Records from a collection of figures

>> START

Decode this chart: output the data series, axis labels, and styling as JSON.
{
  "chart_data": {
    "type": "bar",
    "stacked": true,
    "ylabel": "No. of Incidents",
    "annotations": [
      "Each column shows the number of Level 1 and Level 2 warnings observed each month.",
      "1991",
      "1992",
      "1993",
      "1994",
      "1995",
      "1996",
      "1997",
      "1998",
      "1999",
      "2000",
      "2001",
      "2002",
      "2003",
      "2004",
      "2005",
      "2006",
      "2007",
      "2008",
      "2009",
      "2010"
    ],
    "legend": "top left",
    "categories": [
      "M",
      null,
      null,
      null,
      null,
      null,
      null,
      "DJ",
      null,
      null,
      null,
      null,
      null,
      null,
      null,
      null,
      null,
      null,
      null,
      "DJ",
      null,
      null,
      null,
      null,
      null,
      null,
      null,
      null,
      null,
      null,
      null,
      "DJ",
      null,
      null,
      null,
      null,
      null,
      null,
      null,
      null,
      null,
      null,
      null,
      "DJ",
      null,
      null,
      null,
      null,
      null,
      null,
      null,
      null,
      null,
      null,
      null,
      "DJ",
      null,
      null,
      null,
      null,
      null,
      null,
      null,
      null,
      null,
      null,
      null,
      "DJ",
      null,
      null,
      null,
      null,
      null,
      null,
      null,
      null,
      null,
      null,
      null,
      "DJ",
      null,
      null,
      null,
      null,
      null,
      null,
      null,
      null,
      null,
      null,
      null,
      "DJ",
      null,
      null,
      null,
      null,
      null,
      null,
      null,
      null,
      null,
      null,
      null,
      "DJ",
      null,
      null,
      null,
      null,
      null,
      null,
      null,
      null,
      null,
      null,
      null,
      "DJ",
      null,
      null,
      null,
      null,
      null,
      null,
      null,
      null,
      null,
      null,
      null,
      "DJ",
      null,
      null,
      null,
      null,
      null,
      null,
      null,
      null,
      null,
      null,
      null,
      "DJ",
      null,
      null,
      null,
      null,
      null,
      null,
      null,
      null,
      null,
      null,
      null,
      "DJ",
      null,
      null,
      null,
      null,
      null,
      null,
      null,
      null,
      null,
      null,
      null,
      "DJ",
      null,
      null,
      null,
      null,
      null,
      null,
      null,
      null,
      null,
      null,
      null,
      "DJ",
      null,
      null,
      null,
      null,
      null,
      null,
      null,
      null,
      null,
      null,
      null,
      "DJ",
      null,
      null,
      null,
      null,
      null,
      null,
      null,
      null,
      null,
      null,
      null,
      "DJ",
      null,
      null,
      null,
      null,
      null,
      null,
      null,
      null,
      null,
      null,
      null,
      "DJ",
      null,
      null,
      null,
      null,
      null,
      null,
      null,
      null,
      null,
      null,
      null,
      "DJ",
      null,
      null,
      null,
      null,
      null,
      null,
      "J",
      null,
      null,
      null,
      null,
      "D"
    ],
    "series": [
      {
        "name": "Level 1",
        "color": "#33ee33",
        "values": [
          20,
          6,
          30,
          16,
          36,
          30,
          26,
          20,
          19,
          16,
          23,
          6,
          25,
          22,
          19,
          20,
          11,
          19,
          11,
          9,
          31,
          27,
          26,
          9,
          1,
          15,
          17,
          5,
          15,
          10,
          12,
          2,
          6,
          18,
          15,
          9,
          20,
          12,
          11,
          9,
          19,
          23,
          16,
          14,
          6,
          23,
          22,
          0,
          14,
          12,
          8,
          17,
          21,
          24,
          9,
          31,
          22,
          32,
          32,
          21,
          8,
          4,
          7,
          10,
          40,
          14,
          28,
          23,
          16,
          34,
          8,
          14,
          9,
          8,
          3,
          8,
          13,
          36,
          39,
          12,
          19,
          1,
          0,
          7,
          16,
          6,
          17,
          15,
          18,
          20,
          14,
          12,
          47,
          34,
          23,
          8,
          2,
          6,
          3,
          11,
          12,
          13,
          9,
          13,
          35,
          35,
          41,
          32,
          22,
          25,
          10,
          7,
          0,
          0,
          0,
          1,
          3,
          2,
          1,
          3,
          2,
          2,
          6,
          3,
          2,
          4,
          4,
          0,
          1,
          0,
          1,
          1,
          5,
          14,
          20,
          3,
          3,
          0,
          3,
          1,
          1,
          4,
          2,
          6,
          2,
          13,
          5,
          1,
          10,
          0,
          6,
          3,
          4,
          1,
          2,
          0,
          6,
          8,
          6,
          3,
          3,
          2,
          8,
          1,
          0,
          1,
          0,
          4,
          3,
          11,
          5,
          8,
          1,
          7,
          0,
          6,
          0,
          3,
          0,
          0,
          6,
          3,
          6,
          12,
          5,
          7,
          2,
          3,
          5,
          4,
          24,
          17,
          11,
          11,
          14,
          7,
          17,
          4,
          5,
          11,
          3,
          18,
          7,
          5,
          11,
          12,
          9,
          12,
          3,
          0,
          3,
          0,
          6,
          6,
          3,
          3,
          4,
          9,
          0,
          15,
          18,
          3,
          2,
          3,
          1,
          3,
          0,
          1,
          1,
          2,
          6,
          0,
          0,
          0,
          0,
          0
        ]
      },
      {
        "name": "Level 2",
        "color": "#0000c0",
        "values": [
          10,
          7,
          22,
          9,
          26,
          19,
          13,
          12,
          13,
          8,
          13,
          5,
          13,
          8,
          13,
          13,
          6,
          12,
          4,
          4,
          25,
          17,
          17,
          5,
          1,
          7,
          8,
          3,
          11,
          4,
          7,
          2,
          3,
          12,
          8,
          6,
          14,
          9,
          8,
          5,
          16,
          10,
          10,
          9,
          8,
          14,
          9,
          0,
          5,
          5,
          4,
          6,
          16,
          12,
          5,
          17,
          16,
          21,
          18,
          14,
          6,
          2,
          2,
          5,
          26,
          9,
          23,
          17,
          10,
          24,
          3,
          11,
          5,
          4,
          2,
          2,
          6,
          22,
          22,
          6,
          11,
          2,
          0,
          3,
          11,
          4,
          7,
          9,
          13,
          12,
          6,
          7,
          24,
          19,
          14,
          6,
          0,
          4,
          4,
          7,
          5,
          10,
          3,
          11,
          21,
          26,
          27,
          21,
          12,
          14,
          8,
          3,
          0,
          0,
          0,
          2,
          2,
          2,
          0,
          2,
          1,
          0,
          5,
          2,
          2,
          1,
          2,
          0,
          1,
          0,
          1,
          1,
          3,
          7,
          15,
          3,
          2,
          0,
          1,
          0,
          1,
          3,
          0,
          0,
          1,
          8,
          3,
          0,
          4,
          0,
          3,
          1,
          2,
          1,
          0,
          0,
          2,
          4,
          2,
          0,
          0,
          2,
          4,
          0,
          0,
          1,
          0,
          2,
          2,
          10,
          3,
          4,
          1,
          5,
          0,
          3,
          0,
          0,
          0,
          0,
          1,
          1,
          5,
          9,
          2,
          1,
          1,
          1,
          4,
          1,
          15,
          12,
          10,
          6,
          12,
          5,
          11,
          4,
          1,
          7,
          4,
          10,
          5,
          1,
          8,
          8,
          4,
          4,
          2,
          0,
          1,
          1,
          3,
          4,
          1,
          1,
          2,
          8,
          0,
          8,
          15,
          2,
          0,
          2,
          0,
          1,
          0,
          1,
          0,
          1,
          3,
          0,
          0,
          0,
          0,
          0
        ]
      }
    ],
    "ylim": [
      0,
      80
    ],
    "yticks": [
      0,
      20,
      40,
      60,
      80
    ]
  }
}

>> END

Copy out every line of the material above that mentions the word "series".

• EXERCISE RESPONSE:
Decode this chart: output the data series, axis labels, and styling as JSON.
    "series": [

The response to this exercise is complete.